**Exercise instructions:** Copy each line in which the string "labels" occurs.

**Extracted information:**
------------------------------------------------
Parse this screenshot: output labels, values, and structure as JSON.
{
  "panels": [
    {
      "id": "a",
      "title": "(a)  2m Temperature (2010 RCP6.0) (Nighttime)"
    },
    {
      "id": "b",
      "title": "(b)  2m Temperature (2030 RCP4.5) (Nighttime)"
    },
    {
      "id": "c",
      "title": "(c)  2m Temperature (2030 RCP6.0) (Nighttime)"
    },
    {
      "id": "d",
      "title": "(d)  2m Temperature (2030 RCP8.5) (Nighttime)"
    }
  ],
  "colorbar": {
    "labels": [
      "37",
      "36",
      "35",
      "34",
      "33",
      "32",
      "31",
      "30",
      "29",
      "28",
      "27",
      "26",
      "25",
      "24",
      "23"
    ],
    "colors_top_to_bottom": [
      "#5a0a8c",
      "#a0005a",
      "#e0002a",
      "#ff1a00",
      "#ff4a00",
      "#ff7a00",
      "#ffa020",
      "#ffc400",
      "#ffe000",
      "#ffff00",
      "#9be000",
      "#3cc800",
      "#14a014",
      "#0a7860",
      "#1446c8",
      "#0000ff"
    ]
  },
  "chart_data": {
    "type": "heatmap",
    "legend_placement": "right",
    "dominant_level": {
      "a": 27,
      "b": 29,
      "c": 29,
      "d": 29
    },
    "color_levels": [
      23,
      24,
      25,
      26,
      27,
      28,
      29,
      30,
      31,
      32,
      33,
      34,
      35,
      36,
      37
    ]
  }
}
------------------------------------------------
**Response below:**
Parse this screenshot: output labels, values, and structure as JSON.
    "labels": [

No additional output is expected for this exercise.